El señor Pott parece haber adoptado estas ideas de los filósofos herméticos sobre la luz, en su Ensayo de Observaciones Químicas y Físicas, sobre las propiedades y los efectos de la luz y del fuego. Se encuentra perfectamente con Espagnet, del que analizo aquí sus sentimientos, y que vivió hace cerca de un siglo y medio. Las observaciones que este sabio profesor de Berlín aporta, concurren todas en probar la verdad de lo que hemos dicho hasta aquí. Él llama a la luz el gran y maravilloso agente de la naturaleza. Dice que su substancia, a causa de la tenuidad de sus partes, no puede ser examinada por el número, por la medida ni por el peso; que la química no puede exponer su forma exterior, porque en ninguna substancia puede ser concebida, y aún menos expresada, cómo son anunciadas su dignidad y su excelencia en la Escritura santa, donde Dios se hace llamar con el nombre de luz y de fuego, puesto que allí está dicho que Dios es una luz, que permanece en la luz, que la luz es su vestido, que la vida está en la luz, que hace a sus ángeles llamas de fuego, etc., y en fin, que muchas personas observan la luz más bien como un ser espiritual que como una substancia corporal.
Reflexionando sobre la luz, la primera cosa, dice este autor, que se presenta a mis ojos y a mi espíritu es la luz del Sol, y presumo que el Sol es la fuente de toda la luz que se encuentra en la naturaleza, ya que toda la luz entra allí como en su círculo de revolución y que de allí es de nuevo reenviada sobre todo el globo. No pienso, añade, que el Sol contenga un fuego ardiente y destructivo; sino que encierra una substancia luminosa, pura, simple y concentrada, que lo aclara todo. Miro la luz como una substancia, que alegra, que anima y que produce la claridad; en una palabra, la observo como el primer instrumento que Dios puso y pone aún en obra en la naturaleza. De ahí viene el culto que algunos paganos han rendido al Sol; de ahí la fábula de Prometeo que roba el fuego en el Cielo para comunicarlo a la tierra.
Sin embargo el señor Pott no aprueba, no en apariencia sino que lo hace en realidad, el sentimiento de los que hacen del éter un vehículo de la materia de la luz, porque multiplican, dice, los seres sin necesidad. Pero si la luz es un ser tan simple como él declara, ¿podrá manifestarse de otra forma que mediante alguna substancia sensible? Ella tiene la propiedad de penetrar muy sutilmente los cuerpos por su tenuidad superior a la del aire y por su movimiento progresivo, el más rápido que se puede imaginar, pero él no osa determinar si es de substancia espiritual, aunque sea cierto que el principio motor es tan antiguo como esta substancia misma.

▬▬▬▬▬▬▬▬▬▬

Qué hacer —
1 > Según el fragmento sobre la luz, ¿qué nombre da el señor Pott a la luz?
2 > Transcribe sin cambios el pasaje del fragmento sobre la luz que empieza en «Sin embargo el» y termina en «esta substancia misma.».

▬▬▬▬▬▬▬▬▬▬

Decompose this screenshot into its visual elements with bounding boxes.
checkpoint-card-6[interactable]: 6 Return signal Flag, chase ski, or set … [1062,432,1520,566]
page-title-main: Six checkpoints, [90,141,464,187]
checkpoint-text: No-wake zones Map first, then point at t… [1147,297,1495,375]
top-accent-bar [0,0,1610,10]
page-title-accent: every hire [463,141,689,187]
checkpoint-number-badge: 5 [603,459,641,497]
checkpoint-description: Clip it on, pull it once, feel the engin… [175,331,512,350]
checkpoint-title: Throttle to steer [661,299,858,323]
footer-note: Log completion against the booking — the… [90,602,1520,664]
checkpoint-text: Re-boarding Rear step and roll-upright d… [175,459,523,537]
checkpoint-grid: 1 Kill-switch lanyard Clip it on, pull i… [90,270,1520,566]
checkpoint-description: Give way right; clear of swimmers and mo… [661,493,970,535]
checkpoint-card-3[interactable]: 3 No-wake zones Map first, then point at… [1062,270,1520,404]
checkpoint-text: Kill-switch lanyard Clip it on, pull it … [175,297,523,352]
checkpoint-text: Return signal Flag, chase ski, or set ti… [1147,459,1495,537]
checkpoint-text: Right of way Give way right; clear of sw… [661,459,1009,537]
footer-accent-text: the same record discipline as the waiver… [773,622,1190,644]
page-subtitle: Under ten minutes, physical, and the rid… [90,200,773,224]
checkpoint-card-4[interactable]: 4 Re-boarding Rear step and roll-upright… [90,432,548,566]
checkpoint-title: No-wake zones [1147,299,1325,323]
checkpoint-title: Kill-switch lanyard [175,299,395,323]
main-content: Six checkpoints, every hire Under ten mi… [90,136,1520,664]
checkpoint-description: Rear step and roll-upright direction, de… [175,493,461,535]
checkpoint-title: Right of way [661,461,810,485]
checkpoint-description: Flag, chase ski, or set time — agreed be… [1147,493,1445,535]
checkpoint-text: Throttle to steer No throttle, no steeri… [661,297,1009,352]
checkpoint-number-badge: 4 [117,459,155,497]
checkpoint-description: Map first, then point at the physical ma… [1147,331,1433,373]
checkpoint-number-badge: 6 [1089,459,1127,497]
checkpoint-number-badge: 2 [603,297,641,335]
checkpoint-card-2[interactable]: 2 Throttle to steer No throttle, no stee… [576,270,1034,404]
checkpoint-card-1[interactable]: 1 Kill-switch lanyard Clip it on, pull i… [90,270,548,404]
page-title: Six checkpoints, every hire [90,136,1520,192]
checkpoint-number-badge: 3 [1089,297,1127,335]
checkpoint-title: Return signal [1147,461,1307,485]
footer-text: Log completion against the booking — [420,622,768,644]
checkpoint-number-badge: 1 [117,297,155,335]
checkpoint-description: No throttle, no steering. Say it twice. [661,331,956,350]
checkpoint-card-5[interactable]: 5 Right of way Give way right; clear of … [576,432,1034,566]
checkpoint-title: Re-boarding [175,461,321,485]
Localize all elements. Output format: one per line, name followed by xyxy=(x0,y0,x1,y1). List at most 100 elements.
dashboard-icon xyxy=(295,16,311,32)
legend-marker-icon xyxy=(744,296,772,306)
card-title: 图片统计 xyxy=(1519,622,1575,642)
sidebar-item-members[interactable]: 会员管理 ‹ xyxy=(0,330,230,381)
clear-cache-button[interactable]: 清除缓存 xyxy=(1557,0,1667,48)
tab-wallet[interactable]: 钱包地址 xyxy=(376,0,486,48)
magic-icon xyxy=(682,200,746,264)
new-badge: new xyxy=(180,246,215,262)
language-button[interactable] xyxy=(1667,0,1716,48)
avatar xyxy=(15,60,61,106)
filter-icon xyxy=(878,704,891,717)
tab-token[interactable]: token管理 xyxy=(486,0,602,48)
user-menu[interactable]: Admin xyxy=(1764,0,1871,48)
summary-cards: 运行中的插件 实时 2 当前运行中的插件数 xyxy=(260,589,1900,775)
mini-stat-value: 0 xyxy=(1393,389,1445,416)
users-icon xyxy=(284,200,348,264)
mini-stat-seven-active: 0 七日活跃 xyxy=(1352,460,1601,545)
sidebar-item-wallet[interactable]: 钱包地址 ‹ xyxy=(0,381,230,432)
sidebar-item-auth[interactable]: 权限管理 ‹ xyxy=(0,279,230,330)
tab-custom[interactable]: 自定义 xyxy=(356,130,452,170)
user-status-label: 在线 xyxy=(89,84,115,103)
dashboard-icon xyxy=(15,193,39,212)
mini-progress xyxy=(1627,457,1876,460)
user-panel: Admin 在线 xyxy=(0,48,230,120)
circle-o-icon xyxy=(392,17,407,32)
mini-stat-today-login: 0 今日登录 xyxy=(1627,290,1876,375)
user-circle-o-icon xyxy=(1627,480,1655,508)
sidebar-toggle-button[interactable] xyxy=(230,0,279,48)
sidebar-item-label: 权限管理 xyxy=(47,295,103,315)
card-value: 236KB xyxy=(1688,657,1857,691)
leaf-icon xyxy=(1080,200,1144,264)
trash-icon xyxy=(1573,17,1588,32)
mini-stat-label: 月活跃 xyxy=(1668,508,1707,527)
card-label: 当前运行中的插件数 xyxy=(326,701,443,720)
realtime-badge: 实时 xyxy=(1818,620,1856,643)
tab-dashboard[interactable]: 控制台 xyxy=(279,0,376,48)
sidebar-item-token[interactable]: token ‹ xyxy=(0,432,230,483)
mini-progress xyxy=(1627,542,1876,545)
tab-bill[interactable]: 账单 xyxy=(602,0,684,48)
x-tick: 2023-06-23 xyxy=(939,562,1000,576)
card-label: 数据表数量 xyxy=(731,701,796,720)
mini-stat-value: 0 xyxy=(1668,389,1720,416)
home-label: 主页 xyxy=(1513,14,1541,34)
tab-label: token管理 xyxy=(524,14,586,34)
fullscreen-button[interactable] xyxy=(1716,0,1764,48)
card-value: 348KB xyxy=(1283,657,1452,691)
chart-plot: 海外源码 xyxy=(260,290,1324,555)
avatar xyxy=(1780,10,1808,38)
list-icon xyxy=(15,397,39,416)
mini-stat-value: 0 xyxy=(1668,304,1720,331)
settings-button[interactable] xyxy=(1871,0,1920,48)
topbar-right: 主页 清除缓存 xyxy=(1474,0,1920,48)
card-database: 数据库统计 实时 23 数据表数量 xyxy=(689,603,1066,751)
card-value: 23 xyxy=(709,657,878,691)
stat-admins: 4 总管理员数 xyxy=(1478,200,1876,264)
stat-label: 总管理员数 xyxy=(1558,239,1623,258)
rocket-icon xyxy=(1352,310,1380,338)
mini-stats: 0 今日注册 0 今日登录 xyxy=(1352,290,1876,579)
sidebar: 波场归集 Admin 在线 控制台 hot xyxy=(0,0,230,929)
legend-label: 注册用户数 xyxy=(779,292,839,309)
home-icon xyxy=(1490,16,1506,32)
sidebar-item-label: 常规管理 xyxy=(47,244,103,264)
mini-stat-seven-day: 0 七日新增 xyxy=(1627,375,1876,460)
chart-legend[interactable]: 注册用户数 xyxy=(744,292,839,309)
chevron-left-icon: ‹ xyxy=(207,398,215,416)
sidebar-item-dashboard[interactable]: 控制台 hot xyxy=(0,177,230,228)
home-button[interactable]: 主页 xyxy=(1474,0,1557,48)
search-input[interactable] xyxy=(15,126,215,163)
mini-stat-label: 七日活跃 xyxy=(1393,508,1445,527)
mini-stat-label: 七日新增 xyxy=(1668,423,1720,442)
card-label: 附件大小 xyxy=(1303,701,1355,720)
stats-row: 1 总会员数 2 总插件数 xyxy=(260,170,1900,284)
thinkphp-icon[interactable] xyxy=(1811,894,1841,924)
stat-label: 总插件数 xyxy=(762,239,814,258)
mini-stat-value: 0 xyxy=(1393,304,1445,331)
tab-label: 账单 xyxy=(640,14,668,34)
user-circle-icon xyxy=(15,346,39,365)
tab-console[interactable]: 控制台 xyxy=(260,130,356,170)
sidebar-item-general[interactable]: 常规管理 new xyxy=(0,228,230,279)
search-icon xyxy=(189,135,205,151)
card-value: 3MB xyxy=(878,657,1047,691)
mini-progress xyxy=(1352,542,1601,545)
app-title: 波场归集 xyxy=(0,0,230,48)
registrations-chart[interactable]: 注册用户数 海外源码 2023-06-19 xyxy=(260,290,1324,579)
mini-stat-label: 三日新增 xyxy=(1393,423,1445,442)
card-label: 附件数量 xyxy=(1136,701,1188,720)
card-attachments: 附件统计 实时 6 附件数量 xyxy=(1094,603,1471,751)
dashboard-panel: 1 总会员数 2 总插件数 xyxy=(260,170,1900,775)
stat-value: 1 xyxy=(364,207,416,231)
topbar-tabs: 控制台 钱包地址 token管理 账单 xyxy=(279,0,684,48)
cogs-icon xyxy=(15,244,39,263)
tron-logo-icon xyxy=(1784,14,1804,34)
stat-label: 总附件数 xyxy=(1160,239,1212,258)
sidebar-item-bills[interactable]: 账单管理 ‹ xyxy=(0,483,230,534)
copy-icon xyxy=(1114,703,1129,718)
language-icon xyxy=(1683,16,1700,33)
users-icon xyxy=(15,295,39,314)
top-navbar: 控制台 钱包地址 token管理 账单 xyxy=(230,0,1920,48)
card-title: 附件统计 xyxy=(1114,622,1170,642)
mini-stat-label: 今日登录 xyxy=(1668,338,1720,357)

▬▬▬▬▬▬▬▬▬▬

Respuestas por tarea —
1 > La llama el gran y maravilloso agente de la naturaleza.

2 >
Sin embargo el señor Pott no aprueba, no en apariencia sino que lo hace en realidad, el sentimiento de los que hacen del éter un vehículo de la materia de la luz, porque multiplican, dice, los seres sin necesidad. Pero si la luz es un ser tan simple como él declara, ¿podrá manifestarse de otra forma que mediante alguna substancia sensible? Ella tiene la propiedad de penetrar muy sutilmente los cuerpos por su tenuidad superior a la del aire y por su movimiento progresivo, el más rápido que se puede imaginar, pero él no osa determinar si es de substancia espiritual, aunque sea cierto que el principio motor es tan antiguo como esta substancia misma.